**Problem to solve**: Which lines hold the string "content"? Copy every one of them.

**Data entries**:
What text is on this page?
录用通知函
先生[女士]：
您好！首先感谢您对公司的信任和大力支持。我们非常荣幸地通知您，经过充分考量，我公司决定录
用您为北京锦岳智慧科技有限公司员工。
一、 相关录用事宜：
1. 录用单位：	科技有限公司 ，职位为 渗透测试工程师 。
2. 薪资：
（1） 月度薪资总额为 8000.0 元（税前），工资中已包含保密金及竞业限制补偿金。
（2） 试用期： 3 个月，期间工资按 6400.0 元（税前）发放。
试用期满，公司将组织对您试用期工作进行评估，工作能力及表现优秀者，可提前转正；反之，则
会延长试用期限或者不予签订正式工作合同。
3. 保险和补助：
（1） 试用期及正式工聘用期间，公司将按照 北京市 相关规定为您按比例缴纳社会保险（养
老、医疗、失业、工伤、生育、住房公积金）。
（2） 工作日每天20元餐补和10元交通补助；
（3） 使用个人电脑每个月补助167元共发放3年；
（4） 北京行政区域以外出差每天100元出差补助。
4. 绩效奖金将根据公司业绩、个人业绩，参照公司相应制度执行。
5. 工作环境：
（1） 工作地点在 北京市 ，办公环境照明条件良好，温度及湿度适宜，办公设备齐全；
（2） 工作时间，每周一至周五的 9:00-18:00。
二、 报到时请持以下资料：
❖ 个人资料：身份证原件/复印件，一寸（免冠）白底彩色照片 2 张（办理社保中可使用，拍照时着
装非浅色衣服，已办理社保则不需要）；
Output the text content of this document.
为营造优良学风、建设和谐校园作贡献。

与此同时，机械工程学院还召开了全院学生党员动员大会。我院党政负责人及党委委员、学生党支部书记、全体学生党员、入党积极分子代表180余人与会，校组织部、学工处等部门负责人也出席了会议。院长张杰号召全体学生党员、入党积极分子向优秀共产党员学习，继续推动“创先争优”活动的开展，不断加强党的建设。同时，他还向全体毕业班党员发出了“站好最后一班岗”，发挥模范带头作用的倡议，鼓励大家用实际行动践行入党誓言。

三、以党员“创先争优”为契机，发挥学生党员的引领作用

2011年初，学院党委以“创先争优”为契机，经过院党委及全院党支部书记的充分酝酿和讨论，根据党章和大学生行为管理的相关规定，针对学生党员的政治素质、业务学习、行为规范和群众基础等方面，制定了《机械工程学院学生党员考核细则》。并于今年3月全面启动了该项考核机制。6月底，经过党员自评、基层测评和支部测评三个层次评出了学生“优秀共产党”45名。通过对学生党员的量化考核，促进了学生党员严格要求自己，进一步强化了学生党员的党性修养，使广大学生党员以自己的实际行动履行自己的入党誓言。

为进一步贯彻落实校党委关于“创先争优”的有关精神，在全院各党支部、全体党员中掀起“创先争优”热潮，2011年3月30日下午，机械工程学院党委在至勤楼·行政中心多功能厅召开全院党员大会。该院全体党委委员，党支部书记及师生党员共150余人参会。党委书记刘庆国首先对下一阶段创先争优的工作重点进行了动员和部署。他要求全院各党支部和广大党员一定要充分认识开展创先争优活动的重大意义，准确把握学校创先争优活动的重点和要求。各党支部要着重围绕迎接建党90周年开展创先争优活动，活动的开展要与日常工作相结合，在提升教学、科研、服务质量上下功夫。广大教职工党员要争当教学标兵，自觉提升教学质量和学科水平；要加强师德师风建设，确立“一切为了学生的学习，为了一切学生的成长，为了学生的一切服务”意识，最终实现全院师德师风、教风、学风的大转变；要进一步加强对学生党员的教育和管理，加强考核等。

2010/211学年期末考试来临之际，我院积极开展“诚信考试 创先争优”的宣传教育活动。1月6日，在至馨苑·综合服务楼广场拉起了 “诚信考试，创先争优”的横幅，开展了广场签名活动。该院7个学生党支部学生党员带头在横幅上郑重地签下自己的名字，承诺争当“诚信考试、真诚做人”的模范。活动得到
--
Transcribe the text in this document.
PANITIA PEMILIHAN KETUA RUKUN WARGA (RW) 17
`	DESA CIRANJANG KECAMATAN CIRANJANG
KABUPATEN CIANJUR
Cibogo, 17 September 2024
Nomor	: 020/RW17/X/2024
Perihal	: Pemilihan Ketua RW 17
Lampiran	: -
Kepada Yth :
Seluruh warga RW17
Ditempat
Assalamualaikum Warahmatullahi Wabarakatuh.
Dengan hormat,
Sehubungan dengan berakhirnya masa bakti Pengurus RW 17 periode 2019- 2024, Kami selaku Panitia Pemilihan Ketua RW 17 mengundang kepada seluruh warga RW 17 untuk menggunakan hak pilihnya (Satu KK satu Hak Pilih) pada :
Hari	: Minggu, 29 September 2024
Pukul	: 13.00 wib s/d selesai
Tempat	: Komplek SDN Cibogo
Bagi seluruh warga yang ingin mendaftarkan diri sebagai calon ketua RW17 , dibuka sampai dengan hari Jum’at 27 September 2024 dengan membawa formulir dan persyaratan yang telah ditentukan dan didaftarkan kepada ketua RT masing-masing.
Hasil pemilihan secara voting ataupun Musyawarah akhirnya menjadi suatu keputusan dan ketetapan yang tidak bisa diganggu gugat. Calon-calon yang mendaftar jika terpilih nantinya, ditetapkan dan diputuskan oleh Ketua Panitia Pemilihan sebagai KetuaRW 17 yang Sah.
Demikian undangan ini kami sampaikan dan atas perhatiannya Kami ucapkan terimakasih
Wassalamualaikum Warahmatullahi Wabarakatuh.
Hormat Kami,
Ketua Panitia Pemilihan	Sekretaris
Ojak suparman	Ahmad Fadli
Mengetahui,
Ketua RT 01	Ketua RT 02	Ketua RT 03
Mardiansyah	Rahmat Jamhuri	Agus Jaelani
...
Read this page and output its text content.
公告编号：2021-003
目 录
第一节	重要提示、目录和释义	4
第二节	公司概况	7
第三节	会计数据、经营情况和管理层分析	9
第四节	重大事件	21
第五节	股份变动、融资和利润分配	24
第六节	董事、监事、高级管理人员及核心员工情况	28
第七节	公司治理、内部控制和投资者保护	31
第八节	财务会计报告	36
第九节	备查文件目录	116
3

**Exercise solution**:
Output the text content of this document.
Read this page and output its text content.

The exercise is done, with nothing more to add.